Bebida

Como os coelhos resolveram os ataques de pássaros no vinhedo

Coelhos ajudaram a restaurar o meio ambiente e a preservar os vinhedos. Crédito: Divulgação

Por Suzana Barelli

Entre os produtores de vinho, o Chile é um dos países mais adiantados no cultivo sustentável do vinhedo (o outro é a distante Nova Zelândia). A solução para os pássaros, na Viña Montes, é um exemplo de como um olhar atento para o cultivo pode reduzir, em muito, o uso de agrotóxicos. Até dois, três anos atrás, os pássaros eram um problema nos vinhedos no vale de Apalta. Aurélio Montes Jr., enólogo e representante da segunda geração da vinícola, conta que os pássaros surgiram de uma hora para a outra e que adoravam comer as uvas que amadureciam. “ Fizemos redes, armadilhas, tudo, e não resolvia”, lembrou ele em visita ao Brasil no final do ano passado. A solução chegou por um pesquisador da Universidade do Chile, que disse que o problema dos pássaros era a falta de coelhos.

**TRECHOS DAS LINHAS:**
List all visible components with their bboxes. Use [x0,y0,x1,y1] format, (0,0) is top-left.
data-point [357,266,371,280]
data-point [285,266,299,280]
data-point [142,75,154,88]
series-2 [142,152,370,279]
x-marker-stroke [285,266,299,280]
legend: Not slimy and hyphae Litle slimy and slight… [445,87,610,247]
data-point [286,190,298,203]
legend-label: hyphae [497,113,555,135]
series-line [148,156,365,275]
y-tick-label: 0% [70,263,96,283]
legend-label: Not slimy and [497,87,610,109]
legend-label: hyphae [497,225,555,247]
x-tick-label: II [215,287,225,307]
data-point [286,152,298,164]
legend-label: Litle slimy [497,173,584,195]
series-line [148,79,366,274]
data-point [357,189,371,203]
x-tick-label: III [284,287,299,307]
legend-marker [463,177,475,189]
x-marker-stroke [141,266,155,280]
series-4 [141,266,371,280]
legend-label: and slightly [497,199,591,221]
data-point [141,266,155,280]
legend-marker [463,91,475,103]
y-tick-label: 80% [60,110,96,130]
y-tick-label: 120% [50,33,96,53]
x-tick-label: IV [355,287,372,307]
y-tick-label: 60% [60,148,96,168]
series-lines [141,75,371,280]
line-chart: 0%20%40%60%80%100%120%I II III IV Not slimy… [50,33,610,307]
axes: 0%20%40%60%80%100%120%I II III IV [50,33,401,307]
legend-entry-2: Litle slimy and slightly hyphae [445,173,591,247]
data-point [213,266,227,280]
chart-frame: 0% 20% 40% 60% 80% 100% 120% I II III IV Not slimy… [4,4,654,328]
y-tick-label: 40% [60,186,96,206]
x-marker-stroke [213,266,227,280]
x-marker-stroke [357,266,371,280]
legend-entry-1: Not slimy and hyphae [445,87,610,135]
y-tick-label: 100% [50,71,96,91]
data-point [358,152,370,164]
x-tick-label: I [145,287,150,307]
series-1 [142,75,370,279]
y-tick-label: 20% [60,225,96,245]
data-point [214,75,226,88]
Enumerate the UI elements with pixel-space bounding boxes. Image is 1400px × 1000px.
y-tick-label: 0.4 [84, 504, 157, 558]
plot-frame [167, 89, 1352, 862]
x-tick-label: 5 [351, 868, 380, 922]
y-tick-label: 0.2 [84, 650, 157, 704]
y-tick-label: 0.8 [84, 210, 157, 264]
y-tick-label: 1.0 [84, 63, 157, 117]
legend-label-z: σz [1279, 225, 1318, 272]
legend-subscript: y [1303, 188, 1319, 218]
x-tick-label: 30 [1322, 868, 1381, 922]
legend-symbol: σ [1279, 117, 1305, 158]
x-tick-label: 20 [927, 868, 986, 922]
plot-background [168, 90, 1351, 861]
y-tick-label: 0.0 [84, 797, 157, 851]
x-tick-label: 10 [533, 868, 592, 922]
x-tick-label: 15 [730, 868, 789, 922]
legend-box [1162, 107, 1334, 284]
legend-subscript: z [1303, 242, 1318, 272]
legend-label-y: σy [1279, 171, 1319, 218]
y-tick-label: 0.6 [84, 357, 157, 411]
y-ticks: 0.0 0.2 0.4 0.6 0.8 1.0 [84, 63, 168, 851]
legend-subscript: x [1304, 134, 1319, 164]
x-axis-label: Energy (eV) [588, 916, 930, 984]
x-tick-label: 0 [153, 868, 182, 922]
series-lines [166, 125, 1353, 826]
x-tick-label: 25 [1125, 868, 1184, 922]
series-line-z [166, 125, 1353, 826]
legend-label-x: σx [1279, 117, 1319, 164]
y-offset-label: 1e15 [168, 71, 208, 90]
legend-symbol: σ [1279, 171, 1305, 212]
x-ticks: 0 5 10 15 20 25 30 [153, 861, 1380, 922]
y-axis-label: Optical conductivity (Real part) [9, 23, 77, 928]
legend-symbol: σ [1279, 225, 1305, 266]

**SUAS TAREFAS:**
- a) De acordo com o trecho do documento, quem trouxe a solução para o problema dos pássaros no vinhedo?
- b) Transcreva do trecho do documento, sem mudar nada, a parte que começa em "Coelhos ajudaram a" e termina em "falta de coelhos.".

**SOLUÇÕES DOS EXERCÍCIOS:**
- a) Um pesquisador da Universidade do Chile.

- b)
Coelhos ajudaram a restaurar o meio ambiente e a preservar os vinhedos. Crédito: Divulgação

Por Suzana Barelli

Entre os produtores de vinho, o Chile é um dos países mais adiantados no cultivo sustentável do vinhedo (o outro é a distante Nova Zelândia). A solução para os pássaros, na Viña Montes, é um exemplo de como um olhar atento para o cultivo pode reduzir, em muito, o uso de agrotóxicos. Até dois, três anos atrás, os pássaros eram um problema nos vinhedos no vale de Apalta. Aurélio Montes Jr., enólogo e representante da segunda geração da vinícola, conta que os pássaros surgiram de uma hora para a outra e que adoravam comer as uvas que amadureciam. “ Fizemos redes, armadilhas, tudo, e não resolvia”, lembrou ele em visita ao Brasil no final do ano passado. A solução chegou por um pesquisador da Universidade do Chile, que disse que o problema dos pássaros era a falta de coelhos.